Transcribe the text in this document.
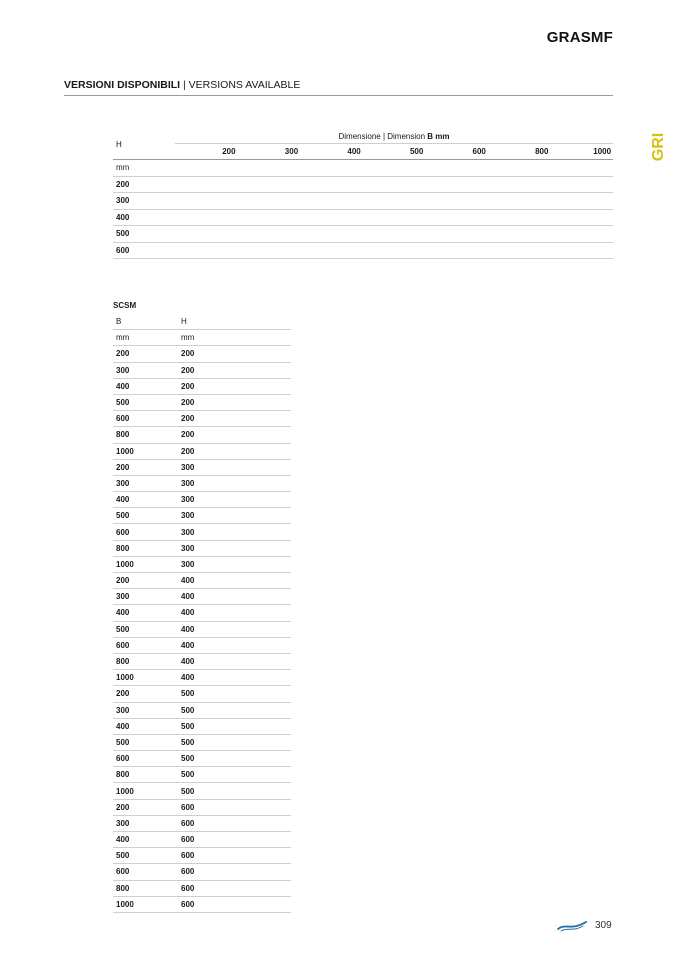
GRASMF
VERSIONI DISPONIBILI | VERSIONS AVAILABLE
GRI
H
Dimensione | Dimension B mm
200	300	400	500	600	800	1000
mm
200
300
400
500
600
SCSM
B	H
mm	mm
200	200
300	200
400	200
500	200
600	200
800	200
1000	200
200	300
300	300
400	300
500	300
600	300
800	300
1000	300
200	400
300	400
400	400
500	400
600	400
800	400
1000	400
200	500
300	500
400	500
500	500
600	500
800	500
1000	500
200	600
300	600
400	600
500	600
600	600
800	600
1000	600
309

- _EXERCISE_
Will you set down the records word for word while leaving out every picture?

- _RESULT_
Transcribe the text in this document.
GRASMF
VERSIONI DISPONIBILI | VERSIONS AVAILABLE
GRI
H
Dimensione | Dimension B mm
200	300	400	500	600	800	1000
mm
200
300
400
500
600
SCSM
B	H
mm	mm
200	200
300	200
400	200
500	200
600	200
800	200
1000	200
200	300
300	300
400	300
500	300
600	300
800	300
1000	300
200	400
300	400
400	400
500	400
600	400
800	400
1000	400
200	500
300	500
400	500
500	500
600	500
800	500
1000	500
200	600
300	600
400	600
500	600
600	600
800	600
1000	600
309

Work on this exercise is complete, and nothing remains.